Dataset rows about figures
------------------------------------------------------------------------

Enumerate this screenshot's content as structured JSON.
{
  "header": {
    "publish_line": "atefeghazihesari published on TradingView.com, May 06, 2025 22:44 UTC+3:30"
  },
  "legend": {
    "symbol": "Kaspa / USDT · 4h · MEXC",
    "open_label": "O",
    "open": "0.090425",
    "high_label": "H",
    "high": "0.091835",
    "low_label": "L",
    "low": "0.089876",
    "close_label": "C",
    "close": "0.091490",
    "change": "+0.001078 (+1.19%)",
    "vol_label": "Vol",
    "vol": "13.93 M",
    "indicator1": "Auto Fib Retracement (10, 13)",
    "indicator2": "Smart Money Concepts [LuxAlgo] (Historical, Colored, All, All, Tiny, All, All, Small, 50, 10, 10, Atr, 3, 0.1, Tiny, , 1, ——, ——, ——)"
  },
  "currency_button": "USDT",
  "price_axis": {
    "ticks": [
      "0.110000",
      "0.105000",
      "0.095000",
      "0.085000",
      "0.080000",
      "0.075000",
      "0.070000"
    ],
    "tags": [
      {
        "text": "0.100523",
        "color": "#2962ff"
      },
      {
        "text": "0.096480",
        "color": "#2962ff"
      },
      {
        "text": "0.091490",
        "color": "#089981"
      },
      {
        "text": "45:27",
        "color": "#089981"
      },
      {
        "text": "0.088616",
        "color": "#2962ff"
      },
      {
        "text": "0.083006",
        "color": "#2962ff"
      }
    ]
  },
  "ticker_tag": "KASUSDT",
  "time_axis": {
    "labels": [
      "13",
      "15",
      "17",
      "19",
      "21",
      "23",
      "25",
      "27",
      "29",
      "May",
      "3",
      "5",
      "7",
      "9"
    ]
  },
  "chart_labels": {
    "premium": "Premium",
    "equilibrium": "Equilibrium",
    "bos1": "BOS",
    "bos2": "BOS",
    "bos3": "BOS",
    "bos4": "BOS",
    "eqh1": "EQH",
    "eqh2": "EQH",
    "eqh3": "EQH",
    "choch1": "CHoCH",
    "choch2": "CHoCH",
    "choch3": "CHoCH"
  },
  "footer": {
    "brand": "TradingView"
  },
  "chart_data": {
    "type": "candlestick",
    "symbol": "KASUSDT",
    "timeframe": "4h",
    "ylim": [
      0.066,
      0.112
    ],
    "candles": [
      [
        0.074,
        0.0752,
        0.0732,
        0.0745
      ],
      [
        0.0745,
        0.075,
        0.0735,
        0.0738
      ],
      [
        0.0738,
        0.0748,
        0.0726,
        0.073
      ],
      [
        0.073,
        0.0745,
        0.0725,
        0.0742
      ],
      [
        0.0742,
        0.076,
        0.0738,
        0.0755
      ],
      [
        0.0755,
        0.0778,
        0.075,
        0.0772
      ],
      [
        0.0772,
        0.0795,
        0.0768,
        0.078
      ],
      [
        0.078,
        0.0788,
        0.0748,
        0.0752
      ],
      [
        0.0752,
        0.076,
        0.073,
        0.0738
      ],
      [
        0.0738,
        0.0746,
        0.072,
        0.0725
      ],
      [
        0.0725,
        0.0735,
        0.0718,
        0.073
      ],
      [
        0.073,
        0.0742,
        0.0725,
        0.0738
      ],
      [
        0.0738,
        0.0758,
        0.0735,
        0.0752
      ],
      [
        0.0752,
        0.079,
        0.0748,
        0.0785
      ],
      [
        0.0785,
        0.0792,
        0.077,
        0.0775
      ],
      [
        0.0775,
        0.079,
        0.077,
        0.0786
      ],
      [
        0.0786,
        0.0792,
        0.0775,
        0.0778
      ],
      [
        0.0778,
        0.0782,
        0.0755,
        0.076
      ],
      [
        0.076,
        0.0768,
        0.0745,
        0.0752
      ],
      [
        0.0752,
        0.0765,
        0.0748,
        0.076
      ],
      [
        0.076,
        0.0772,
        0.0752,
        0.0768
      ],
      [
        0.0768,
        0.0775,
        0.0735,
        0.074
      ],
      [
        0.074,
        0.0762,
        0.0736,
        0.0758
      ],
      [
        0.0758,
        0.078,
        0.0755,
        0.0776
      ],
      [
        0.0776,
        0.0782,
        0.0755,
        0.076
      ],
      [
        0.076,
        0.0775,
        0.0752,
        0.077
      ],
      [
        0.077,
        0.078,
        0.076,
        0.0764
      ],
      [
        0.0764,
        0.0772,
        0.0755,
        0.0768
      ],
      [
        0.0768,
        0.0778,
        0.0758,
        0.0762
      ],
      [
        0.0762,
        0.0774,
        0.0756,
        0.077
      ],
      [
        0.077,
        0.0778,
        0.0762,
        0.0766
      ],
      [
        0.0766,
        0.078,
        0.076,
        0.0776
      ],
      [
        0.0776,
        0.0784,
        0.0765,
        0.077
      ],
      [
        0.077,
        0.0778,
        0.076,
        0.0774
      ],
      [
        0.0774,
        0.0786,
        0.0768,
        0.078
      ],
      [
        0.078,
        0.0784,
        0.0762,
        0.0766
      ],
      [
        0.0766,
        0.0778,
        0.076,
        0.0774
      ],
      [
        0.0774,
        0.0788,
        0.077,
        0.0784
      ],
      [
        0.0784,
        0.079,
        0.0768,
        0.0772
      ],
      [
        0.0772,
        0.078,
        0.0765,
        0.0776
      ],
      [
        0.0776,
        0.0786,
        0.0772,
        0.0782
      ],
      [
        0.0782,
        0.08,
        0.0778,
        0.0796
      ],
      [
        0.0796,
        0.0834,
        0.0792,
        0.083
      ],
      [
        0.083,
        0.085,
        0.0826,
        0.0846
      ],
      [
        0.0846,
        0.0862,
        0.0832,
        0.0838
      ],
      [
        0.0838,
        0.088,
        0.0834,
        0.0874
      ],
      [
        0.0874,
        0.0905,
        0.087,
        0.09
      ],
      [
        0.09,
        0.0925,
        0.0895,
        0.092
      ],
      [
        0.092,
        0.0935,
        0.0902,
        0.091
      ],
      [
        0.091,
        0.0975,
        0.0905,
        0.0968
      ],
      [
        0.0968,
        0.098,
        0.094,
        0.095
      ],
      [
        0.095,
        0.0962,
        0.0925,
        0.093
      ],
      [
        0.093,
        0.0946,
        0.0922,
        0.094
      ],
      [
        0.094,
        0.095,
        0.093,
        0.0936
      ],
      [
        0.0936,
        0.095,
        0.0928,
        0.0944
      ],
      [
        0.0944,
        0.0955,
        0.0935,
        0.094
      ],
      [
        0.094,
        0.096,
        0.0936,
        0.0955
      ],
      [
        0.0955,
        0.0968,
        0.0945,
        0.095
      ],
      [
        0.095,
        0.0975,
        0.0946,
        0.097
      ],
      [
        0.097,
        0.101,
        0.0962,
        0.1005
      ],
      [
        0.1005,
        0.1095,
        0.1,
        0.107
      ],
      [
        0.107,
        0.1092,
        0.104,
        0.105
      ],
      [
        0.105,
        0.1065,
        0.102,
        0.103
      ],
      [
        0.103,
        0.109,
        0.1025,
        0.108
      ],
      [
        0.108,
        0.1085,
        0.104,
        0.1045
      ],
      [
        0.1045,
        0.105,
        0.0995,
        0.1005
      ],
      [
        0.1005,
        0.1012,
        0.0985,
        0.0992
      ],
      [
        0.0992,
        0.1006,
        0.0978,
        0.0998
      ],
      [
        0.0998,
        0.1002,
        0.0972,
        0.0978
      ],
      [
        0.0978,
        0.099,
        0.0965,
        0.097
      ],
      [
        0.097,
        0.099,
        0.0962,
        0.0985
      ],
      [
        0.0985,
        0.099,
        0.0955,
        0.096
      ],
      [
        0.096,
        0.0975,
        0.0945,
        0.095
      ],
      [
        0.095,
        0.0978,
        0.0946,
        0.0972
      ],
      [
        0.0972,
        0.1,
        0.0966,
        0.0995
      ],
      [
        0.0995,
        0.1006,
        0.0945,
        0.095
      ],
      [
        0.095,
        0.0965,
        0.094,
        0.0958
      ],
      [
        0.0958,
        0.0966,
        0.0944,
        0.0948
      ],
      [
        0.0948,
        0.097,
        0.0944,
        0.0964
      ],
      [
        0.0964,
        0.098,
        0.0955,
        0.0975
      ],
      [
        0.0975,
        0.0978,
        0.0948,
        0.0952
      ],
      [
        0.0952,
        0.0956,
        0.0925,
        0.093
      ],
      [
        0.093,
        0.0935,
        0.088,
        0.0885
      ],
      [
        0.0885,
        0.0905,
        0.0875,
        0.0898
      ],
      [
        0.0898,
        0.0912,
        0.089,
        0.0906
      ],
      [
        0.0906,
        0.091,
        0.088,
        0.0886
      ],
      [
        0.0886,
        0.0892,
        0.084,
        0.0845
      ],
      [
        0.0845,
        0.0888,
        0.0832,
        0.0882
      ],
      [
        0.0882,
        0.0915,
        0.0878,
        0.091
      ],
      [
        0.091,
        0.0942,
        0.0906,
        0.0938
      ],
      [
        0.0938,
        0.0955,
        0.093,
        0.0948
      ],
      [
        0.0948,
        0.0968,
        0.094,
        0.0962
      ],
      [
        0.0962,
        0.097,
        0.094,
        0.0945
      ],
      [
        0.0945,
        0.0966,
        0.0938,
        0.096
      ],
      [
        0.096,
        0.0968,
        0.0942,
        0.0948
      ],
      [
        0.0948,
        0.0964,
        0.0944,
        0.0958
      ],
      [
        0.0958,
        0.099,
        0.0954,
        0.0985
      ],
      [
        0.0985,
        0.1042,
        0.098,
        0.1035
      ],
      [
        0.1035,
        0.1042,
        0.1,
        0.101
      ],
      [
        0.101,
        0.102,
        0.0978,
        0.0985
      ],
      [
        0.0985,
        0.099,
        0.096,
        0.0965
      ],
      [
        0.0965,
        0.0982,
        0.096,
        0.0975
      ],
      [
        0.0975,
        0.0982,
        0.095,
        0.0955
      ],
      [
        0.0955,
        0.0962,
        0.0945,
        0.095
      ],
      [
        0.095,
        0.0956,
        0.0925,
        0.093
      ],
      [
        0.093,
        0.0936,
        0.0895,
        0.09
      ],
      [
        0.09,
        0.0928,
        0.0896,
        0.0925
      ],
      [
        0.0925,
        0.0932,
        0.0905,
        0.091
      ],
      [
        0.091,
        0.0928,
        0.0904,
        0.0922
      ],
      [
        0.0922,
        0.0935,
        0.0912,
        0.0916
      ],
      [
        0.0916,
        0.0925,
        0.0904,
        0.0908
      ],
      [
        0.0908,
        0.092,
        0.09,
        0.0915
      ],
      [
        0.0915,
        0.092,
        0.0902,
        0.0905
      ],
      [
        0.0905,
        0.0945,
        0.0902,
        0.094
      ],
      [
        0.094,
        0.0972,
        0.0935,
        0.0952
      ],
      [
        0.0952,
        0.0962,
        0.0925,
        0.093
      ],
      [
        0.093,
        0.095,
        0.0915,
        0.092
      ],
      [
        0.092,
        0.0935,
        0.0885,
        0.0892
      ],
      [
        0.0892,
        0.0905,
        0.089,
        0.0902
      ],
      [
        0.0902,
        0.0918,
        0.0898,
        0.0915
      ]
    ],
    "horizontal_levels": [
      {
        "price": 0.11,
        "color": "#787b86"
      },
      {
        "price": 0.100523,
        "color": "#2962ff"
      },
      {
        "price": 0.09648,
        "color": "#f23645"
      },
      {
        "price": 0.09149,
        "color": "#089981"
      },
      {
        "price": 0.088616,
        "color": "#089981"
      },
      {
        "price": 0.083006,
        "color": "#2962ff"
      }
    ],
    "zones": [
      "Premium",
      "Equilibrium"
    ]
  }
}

------------------------------------------------------------------------

**Directive:** All lines that include "Equilibrium" are to be gathered and copied.

**Solution to this exercise:**
    "equilibrium": "Equilibrium",
      "Equilibrium"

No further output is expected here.